Records
------------------------------------------------

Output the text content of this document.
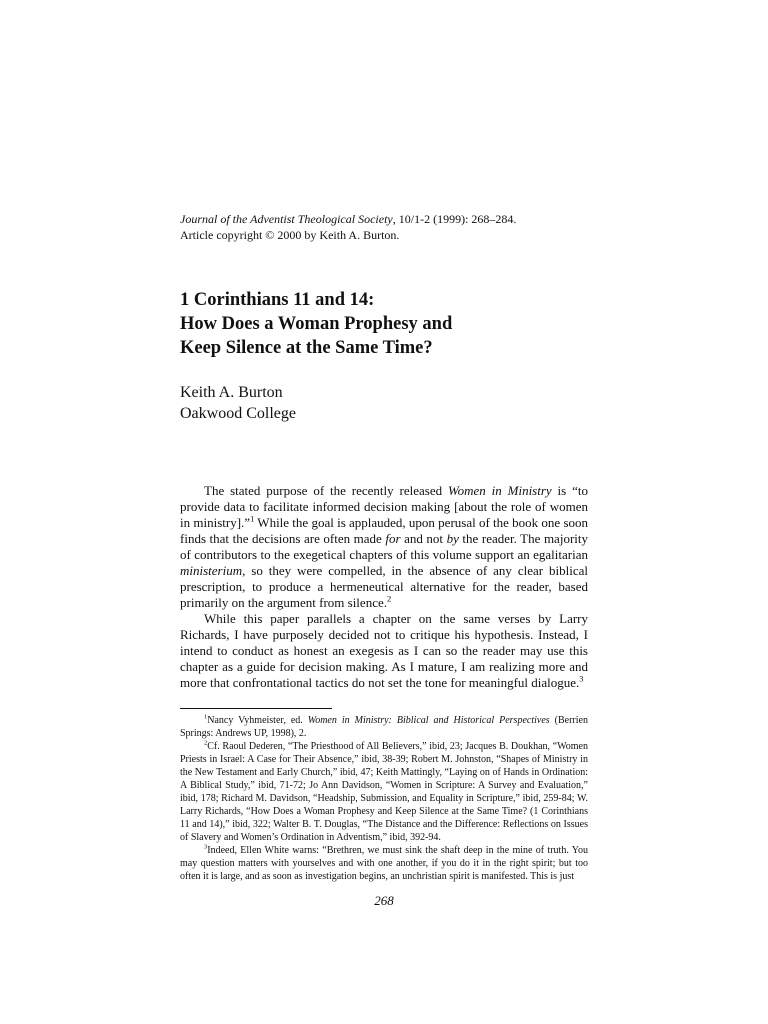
Journal of the Adventist Theological Society, 10/1-2 (1999): 268–284.
Article copyright © 2000 by Keith A. Burton.
1 Corinthians 11 and 14:
How Does a Woman Prophesy and
Keep Silence at the Same Time?
Keith A. Burton
Oakwood College

The stated purpose of the recently released Women in Ministry is “to provide data to facilitate informed decision making [about the role of women in ministry].”$^1$ While the goal is applauded, upon perusal of the book one soon finds that the decisions are often made for and not by the reader. The majority of contributors to the exegetical chapters of this volume support an egalitarian ministerium, so they were compelled, in the absence of any clear biblical prescription, to produce a hermeneutical alternative for the reader, based primarily on the argument from silence.$^2$

While this paper parallels a chapter on the same verses by Larry Richards, I have purposely decided not to critique his hypothesis. Instead, I intend to conduct as honest an exegesis as I can so the reader may use this chapter as a guide for decision making. As I mature, I am realizing more and more that confrontational tactics do not set the tone for meaningful dialogue.$^3$

$^1$Nancy Vyhmeister, ed. Women in Ministry: Biblical and Historical Perspectives (Berrien Springs: Andrews UP, 1998), 2.

$^2$Cf. Raoul Dederen, “The Priesthood of All Believers,” ibid, 23; Jacques B. Doukhan, “Women Priests in Israel: A Case for Their Absence,” ibid, 38-39; Robert M. Johnston, “Shapes of Ministry in the New Testament and Early Church,” ibid, 47; Keith Mattingly, “Laying on of Hands in Ordination: A Biblical Study,” ibid, 71-72; Jo Ann Davidson, “Women in Scripture: A Survey and Evaluation,” ibid, 178; Richard M. Davidson, “Headship, Submission, and Equality in Scripture,” ibid, 259-84; W. Larry Richards, “How Does a Woman Prophesy and Keep Silence at the Same Time? (1 Corinthians 11 and 14),” ibid, 322; Walter B. T. Douglas, “The Distance and the Difference: Reflections on Issues of Slavery and Women’s Ordination in Adventism,” ibid, 392-94.

$^3$Indeed, Ellen White warns: “Brethren, we must sink the shaft deep in the mine of truth. You may question matters with yourselves and with one another, if you do it in the right spirit; but too often it is large, and as soon as investigation begins, an unchristian spirit is manifested. This is just

268
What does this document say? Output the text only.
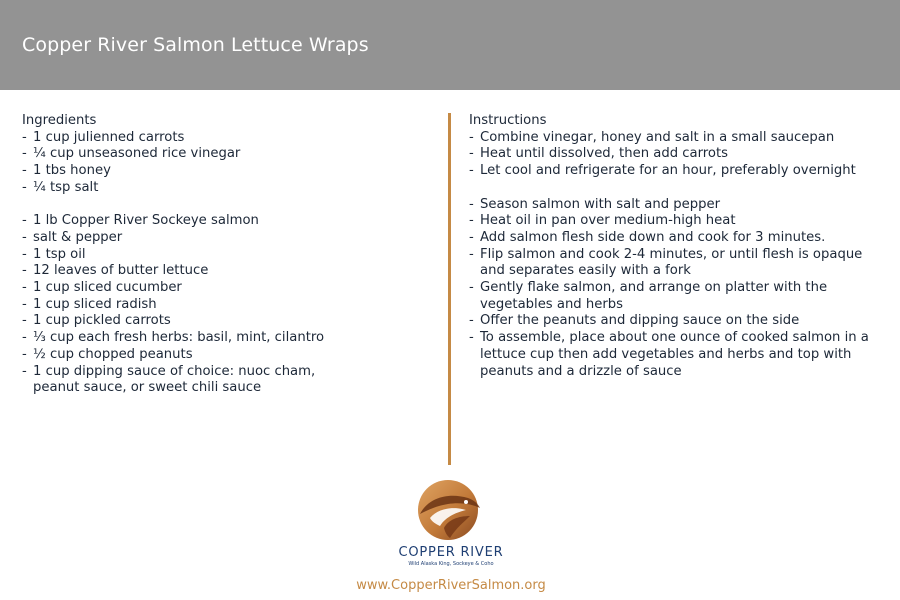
Copper River Salmon Lettuce Wraps
Ingredients
- 1 cup julienned carrots
- ¼ cup unseasoned rice vinegar
- 1 tbs honey
- ¼ tsp salt
- 1 lb Copper River Sockeye salmon
- salt & pepper
- 1 tsp oil
- 12 leaves of butter lettuce
- 1 cup sliced cucumber
- 1 cup sliced radish
- 1 cup pickled carrots
- ⅓ cup each fresh herbs: basil, mint, cilantro
- ½ cup chopped peanuts
- 1 cup dipping sauce of choice: nuoc cham, peanut sauce, or sweet chili sauce
Instructions
- Combine vinegar, honey and salt in a small saucepan
- Heat until dissolved, then add carrots
- Let cool and refrigerate for an hour, preferably overnight
- Season salmon with salt and pepper
- Heat oil in pan over medium-high heat
- Add salmon flesh side down and cook for 3 minutes.
- Flip salmon and cook 2-4 minutes, or until flesh is opaque and separates easily with a fork
- Gently flake salmon, and arrange on platter with the vegetables and herbs
- Offer the peanuts and dipping sauce on the side
- To assemble, place about one ounce of cooked salmon in a lettuce cup then add vegetables and herbs and top with peanuts and a drizzle of sauce
COPPER RIVER
Wild Alaska King, Sockeye & Coho
www.CopperRiverSalmon.org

------------------------------------------------

• PROBLEM TO WORK ON:
Transcribe all of the entries word for word, but skip any pictures they contain.

• ANSWER TO THIS EXERCISE:
Output the text content of this document.
Journal of the Adventist Theological Society, 10/1-2 (1999): 268–284.
Article copyright © 2000 by Keith A. Burton.
1 Corinthians 11 and 14:
How Does a Woman Prophesy and
Keep Silence at the Same Time?
Keith A. Burton
Oakwood College

The stated purpose of the recently released Women in Ministry is “to provide data to facilitate informed decision making [about the role of women in ministry].”$^1$ While the goal is applauded, upon perusal of the book one soon finds that the decisions are often made for and not by the reader. The majority of contributors to the exegetical chapters of this volume support an egalitarian ministerium, so they were compelled, in the absence of any clear biblical prescription, to produce a hermeneutical alternative for the reader, based primarily on the argument from silence.$^2$

While this paper parallels a chapter on the same verses by Larry Richards, I have purposely decided not to critique his hypothesis. Instead, I intend to conduct as honest an exegesis as I can so the reader may use this chapter as a guide for decision making. As I mature, I am realizing more and more that confrontational tactics do not set the tone for meaningful dialogue.$^3$

$^1$Nancy Vyhmeister, ed. Women in Ministry: Biblical and Historical Perspectives (Berrien Springs: Andrews UP, 1998), 2.

$^2$Cf. Raoul Dederen, “The Priesthood of All Believers,” ibid, 23; Jacques B. Doukhan, “Women Priests in Israel: A Case for Their Absence,” ibid, 38-39; Robert M. Johnston, “Shapes of Ministry in the New Testament and Early Church,” ibid, 47; Keith Mattingly, “Laying on of Hands in Ordination: A Biblical Study,” ibid, 71-72; Jo Ann Davidson, “Women in Scripture: A Survey and Evaluation,” ibid, 178; Richard M. Davidson, “Headship, Submission, and Equality in Scripture,” ibid, 259-84; W. Larry Richards, “How Does a Woman Prophesy and Keep Silence at the Same Time? (1 Corinthians 11 and 14),” ibid, 322; Walter B. T. Douglas, “The Distance and the Difference: Reflections on Issues of Slavery and Women’s Ordination in Adventism,” ibid, 392-94.

$^3$Indeed, Ellen White warns: “Brethren, we must sink the shaft deep in the mine of truth. You may question matters with yourselves and with one another, if you do it in the right spirit; but too often it is large, and as soon as investigation begins, an unchristian spirit is manifested. This is just

268
What does this document say? Output the text only.
Copper River Salmon Lettuce Wraps
Ingredients
- 1 cup julienned carrots
- ¼ cup unseasoned rice vinegar
- 1 tbs honey
- ¼ tsp salt
- 1 lb Copper River Sockeye salmon
- salt & pepper
- 1 tsp oil
- 12 leaves of butter lettuce
- 1 cup sliced cucumber
- 1 cup sliced radish
- 1 cup pickled carrots
- ⅓ cup each fresh herbs: basil, mint, cilantro
- ½ cup chopped peanuts
- 1 cup dipping sauce of choice: nuoc cham, peanut sauce, or sweet chili sauce
Instructions
- Combine vinegar, honey and salt in a small saucepan
- Heat until dissolved, then add carrots
- Let cool and refrigerate for an hour, preferably overnight
- Season salmon with salt and pepper
- Heat oil in pan over medium-high heat
- Add salmon flesh side down and cook for 3 minutes.
- Flip salmon and cook 2-4 minutes, or until flesh is opaque and separates easily with a fork
- Gently flake salmon, and arrange on platter with the vegetables and herbs
- Offer the peanuts and dipping sauce on the side
- To assemble, place about one ounce of cooked salmon in a lettuce cup then add vegetables and herbs and top with peanuts and a drizzle of sauce
COPPER RIVER
Wild Alaska King, Sockeye & Coho
www.CopperRiverSalmon.org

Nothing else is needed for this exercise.